• [Saved data entries]:
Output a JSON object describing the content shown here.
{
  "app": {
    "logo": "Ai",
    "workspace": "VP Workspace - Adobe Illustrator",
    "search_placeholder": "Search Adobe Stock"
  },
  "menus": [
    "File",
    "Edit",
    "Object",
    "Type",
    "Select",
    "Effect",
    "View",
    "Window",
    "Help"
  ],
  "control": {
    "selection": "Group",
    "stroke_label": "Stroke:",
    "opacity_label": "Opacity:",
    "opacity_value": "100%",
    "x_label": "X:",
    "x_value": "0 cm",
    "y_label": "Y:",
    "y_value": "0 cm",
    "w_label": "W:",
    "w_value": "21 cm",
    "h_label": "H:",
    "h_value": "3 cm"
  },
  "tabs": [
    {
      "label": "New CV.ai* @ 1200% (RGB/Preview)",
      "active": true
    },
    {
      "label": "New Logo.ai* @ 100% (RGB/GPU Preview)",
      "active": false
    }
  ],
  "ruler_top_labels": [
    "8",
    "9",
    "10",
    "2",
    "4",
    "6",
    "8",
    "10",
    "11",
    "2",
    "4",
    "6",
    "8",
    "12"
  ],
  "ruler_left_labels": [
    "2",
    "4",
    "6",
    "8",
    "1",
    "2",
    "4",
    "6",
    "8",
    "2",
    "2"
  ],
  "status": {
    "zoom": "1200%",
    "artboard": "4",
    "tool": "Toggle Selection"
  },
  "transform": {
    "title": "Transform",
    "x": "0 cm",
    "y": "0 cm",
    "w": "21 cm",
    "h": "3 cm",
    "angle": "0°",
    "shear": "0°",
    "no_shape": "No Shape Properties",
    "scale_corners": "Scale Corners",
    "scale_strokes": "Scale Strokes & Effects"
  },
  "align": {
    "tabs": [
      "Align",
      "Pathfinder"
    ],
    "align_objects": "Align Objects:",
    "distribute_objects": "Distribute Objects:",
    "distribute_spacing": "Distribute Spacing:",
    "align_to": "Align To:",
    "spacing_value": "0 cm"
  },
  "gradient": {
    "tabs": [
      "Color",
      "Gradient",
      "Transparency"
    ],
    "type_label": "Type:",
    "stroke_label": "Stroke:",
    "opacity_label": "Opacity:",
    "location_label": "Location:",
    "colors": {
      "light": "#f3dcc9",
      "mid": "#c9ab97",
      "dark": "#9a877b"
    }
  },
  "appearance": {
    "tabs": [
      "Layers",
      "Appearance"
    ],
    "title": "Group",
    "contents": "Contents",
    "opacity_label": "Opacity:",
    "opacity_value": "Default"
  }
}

• [WRITTEN REQUEST]: Copy each line of the preceding data that contains the string "Preview".

• [EXERCISE RESPONSE]:
      "label": "New CV.ai* @ 1200% (RGB/Preview)",
      "label": "New Logo.ai* @ 100% (RGB/GPU Preview)",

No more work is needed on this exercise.